→ TASK PROMPT:
Write out every line below that includes the word "Feature".

→ RECORDS FOR THIS TASK:
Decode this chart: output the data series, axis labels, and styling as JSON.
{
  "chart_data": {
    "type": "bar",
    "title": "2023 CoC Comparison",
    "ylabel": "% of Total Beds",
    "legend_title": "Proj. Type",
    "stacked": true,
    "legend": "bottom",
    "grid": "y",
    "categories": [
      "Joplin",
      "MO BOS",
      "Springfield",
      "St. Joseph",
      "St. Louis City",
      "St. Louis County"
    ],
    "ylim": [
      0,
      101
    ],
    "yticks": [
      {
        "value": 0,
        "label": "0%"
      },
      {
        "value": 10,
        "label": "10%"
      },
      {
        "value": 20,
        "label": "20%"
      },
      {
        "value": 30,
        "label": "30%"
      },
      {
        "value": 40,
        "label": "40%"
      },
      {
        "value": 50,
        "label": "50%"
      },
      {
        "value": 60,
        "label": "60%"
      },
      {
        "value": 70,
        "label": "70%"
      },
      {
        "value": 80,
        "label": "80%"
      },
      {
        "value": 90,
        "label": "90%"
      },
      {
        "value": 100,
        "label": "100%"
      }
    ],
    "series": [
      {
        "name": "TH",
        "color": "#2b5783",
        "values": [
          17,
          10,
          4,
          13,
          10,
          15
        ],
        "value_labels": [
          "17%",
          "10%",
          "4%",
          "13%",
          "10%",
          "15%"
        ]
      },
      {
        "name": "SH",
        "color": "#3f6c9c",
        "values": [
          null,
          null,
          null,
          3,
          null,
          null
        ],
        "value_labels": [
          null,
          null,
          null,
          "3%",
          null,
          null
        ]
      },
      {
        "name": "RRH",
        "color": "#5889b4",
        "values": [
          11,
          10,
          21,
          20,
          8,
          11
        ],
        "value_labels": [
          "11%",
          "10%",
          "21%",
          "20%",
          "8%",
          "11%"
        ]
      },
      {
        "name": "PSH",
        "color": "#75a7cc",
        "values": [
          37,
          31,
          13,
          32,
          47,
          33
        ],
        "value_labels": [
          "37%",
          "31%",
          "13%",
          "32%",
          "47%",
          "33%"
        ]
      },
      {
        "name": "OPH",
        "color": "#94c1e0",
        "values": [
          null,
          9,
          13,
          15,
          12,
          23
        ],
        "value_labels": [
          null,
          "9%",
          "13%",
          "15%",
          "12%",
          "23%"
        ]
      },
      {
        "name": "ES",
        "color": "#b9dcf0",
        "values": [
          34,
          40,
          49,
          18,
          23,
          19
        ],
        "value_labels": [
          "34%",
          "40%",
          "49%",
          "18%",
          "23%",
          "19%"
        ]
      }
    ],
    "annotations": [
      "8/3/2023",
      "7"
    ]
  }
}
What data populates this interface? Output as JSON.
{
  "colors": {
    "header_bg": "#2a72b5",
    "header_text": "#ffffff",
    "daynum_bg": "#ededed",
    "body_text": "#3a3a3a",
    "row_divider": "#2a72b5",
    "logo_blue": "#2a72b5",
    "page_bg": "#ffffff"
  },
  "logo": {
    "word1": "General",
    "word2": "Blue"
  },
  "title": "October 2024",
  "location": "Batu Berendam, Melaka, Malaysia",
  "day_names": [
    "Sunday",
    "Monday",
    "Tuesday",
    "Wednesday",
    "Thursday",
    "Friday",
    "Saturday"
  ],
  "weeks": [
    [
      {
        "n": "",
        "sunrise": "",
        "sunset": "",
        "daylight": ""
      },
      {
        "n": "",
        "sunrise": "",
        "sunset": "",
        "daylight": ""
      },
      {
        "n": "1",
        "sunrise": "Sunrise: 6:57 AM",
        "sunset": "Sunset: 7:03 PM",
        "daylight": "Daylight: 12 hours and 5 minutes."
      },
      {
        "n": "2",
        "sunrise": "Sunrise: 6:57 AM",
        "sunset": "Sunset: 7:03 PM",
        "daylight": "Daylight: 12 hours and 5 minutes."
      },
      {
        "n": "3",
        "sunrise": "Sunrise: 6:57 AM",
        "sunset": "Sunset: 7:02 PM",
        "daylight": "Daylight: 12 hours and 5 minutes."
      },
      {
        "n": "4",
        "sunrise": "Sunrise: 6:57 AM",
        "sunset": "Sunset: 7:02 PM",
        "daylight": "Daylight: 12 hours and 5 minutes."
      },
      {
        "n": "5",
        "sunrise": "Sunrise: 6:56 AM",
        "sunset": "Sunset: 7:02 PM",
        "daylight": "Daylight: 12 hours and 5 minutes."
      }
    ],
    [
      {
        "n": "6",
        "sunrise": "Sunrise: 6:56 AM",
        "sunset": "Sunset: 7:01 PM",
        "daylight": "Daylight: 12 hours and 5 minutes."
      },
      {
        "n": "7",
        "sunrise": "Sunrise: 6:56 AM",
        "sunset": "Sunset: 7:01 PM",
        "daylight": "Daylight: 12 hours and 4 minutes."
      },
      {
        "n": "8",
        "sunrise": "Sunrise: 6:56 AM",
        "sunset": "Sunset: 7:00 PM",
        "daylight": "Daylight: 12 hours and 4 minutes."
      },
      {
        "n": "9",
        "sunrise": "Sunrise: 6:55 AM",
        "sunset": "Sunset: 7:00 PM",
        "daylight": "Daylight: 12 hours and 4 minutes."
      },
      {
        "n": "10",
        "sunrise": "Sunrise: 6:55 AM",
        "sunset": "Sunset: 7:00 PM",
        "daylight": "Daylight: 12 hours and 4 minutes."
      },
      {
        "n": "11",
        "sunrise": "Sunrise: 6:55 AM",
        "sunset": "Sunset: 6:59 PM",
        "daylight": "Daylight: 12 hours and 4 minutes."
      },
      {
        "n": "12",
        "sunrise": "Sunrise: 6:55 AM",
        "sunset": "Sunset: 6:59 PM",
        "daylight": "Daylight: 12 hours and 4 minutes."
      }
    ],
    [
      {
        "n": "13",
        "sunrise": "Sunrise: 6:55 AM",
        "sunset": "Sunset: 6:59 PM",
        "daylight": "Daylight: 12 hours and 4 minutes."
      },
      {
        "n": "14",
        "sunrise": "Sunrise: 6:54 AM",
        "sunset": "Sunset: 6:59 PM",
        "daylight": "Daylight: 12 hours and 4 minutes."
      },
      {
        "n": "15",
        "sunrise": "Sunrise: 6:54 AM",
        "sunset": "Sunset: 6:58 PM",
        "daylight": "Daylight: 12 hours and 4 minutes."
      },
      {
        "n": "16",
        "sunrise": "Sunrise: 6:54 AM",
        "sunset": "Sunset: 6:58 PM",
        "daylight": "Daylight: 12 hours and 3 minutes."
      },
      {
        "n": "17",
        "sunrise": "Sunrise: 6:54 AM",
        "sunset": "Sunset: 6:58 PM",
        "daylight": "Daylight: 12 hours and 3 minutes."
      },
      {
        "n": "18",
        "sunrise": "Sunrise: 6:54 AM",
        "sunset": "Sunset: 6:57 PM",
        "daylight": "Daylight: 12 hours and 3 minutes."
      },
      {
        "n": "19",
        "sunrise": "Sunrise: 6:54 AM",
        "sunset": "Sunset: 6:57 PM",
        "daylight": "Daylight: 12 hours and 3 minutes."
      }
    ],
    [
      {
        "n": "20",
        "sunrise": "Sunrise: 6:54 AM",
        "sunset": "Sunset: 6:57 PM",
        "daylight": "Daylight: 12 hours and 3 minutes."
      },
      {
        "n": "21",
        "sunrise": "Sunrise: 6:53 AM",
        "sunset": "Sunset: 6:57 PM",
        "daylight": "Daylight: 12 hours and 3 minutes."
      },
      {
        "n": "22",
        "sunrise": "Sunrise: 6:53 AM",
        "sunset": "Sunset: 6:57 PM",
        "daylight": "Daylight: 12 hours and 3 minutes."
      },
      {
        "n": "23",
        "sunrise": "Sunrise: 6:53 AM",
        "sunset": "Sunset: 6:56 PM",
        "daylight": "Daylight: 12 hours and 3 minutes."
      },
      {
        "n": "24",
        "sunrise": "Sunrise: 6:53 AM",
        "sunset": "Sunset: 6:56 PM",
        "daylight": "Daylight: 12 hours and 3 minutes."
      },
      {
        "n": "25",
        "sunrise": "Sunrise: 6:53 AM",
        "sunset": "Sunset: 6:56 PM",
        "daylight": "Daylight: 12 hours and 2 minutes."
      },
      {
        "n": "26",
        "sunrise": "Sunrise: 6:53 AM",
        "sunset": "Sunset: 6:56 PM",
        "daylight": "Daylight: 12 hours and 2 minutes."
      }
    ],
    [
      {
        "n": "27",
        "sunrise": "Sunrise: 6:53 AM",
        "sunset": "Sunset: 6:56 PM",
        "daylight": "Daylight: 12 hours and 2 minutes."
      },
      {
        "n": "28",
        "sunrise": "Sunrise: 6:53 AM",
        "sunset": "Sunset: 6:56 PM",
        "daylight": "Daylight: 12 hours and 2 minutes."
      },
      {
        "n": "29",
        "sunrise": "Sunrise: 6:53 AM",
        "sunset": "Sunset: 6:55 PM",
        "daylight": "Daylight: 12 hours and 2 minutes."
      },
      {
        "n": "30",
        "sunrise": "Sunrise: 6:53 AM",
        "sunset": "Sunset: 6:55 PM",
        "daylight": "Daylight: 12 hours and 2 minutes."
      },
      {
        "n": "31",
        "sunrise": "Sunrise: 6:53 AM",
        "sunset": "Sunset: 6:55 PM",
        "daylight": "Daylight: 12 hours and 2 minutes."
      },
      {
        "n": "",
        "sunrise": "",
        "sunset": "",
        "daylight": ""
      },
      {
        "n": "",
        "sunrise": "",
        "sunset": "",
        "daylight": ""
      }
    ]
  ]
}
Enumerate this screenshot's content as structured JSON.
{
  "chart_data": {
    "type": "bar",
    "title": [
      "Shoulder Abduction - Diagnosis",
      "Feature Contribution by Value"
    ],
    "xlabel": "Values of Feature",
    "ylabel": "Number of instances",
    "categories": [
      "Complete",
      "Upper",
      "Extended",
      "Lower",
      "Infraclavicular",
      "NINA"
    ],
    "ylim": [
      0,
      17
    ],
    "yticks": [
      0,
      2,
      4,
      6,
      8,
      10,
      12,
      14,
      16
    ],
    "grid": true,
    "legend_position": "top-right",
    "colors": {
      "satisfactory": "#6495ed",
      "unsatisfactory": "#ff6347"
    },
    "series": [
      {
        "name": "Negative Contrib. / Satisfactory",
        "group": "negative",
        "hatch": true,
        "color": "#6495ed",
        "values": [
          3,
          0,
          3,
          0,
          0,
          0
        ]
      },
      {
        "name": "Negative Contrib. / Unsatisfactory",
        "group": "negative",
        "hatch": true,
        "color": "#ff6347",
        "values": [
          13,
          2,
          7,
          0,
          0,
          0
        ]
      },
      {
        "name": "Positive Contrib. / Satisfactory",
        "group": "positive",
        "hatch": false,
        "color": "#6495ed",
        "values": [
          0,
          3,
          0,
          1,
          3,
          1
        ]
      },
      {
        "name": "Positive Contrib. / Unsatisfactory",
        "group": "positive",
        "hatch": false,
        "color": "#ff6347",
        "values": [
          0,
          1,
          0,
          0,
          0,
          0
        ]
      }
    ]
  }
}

→ SOLUTION TO THE EXERCISE:
      "Feature Contribution by Value"
    "xlabel": "Values of Feature",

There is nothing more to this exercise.